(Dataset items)
┌────────

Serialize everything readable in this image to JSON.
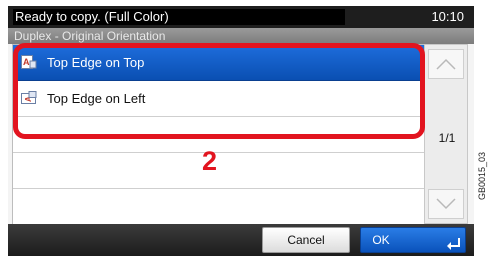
{
  "status": {
    "message": "Ready to copy. (Full Color)",
    "time": "10:10"
  },
  "screen_title": "Duplex - Original Orientation",
  "options": [
    {
      "label": "Top Edge on Top",
      "icon": "orientation-top-icon",
      "selected": true
    },
    {
      "label": "Top Edge on Left",
      "icon": "orientation-left-icon",
      "selected": false
    }
  ],
  "pagination": {
    "indicator": "1/1"
  },
  "buttons": {
    "cancel": "Cancel",
    "ok": "OK"
  },
  "annotation": {
    "step": "2",
    "figure_code": "GB0015_03"
  },
  "colors": {
    "selected": "#0a52bb",
    "highlight": "#e2141f"
  }
}
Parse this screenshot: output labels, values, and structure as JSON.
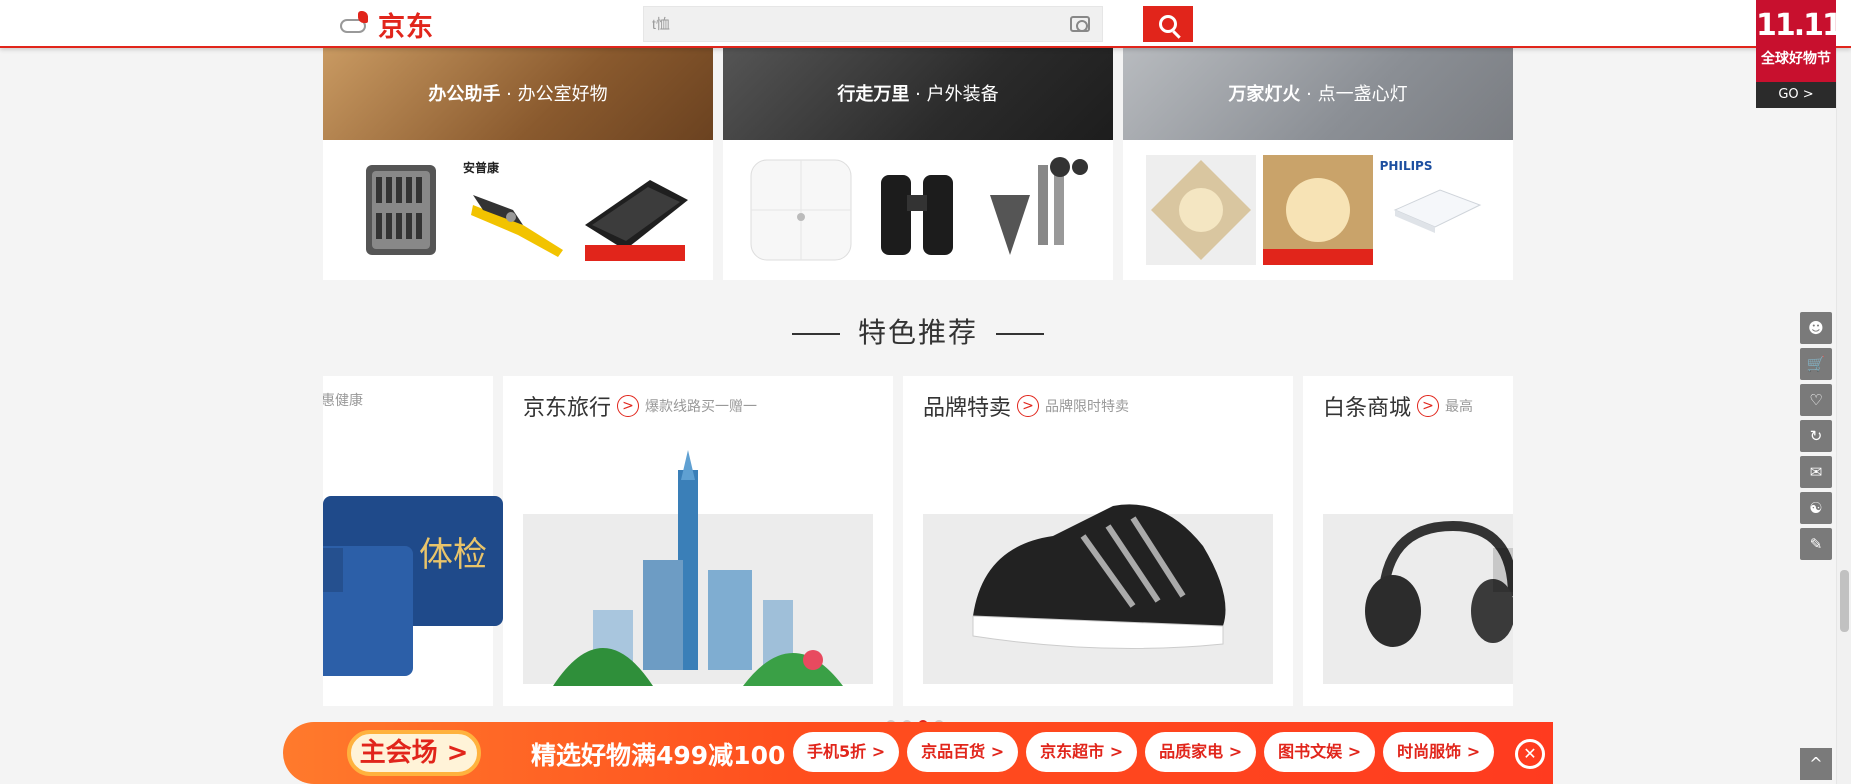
{
  "header": {
    "logo_text": "京东",
    "search_value": "t恤",
    "search_button": "search"
  },
  "promo_badge": {
    "number": "11.11",
    "label": "全球好物节",
    "go": "GO >"
  },
  "categories": [
    {
      "bold": "办公助手",
      "rest": " · 办公室好物",
      "brand": "安普康",
      "colors": [
        "#b78a5a",
        "#8f5a2b"
      ]
    },
    {
      "bold": "行走万里",
      "rest": " · 户外装备",
      "brand": "",
      "colors": [
        "#444",
        "#222"
      ]
    },
    {
      "bold": "万家灯火",
      "rest": " · 点一盏心灯",
      "brand": "PHILIPS",
      "colors": [
        "#a7aab0",
        "#8e9095"
      ]
    }
  ],
  "section_title": "特色推荐",
  "features": [
    {
      "name": "",
      "sub": "惠健康"
    },
    {
      "name": "京东旅行",
      "sub": "爆款线路买一赠一"
    },
    {
      "name": "品牌特卖",
      "sub": "品牌限时特卖"
    },
    {
      "name": "白条商城",
      "sub": "最高"
    }
  ],
  "promo_bar": {
    "main": "主会场",
    "slogan": "精选好物满499减100",
    "links": [
      "手机5折",
      "京品百货",
      "京东超市",
      "品质家电",
      "图书文娱",
      "时尚服饰"
    ]
  },
  "toolbar": {
    "items": [
      "user-icon",
      "cart-icon",
      "heart-icon",
      "history-icon",
      "message-icon",
      "service-icon",
      "edit-icon"
    ],
    "to_top": "^"
  }
}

└────────

→ **Work to do**
Go through the material and select each line with the string "this" in it.

→ **In response**
Serialize everything readable in this image to JSON.
Parse this screenshot: output labels, values, and structure as JSON.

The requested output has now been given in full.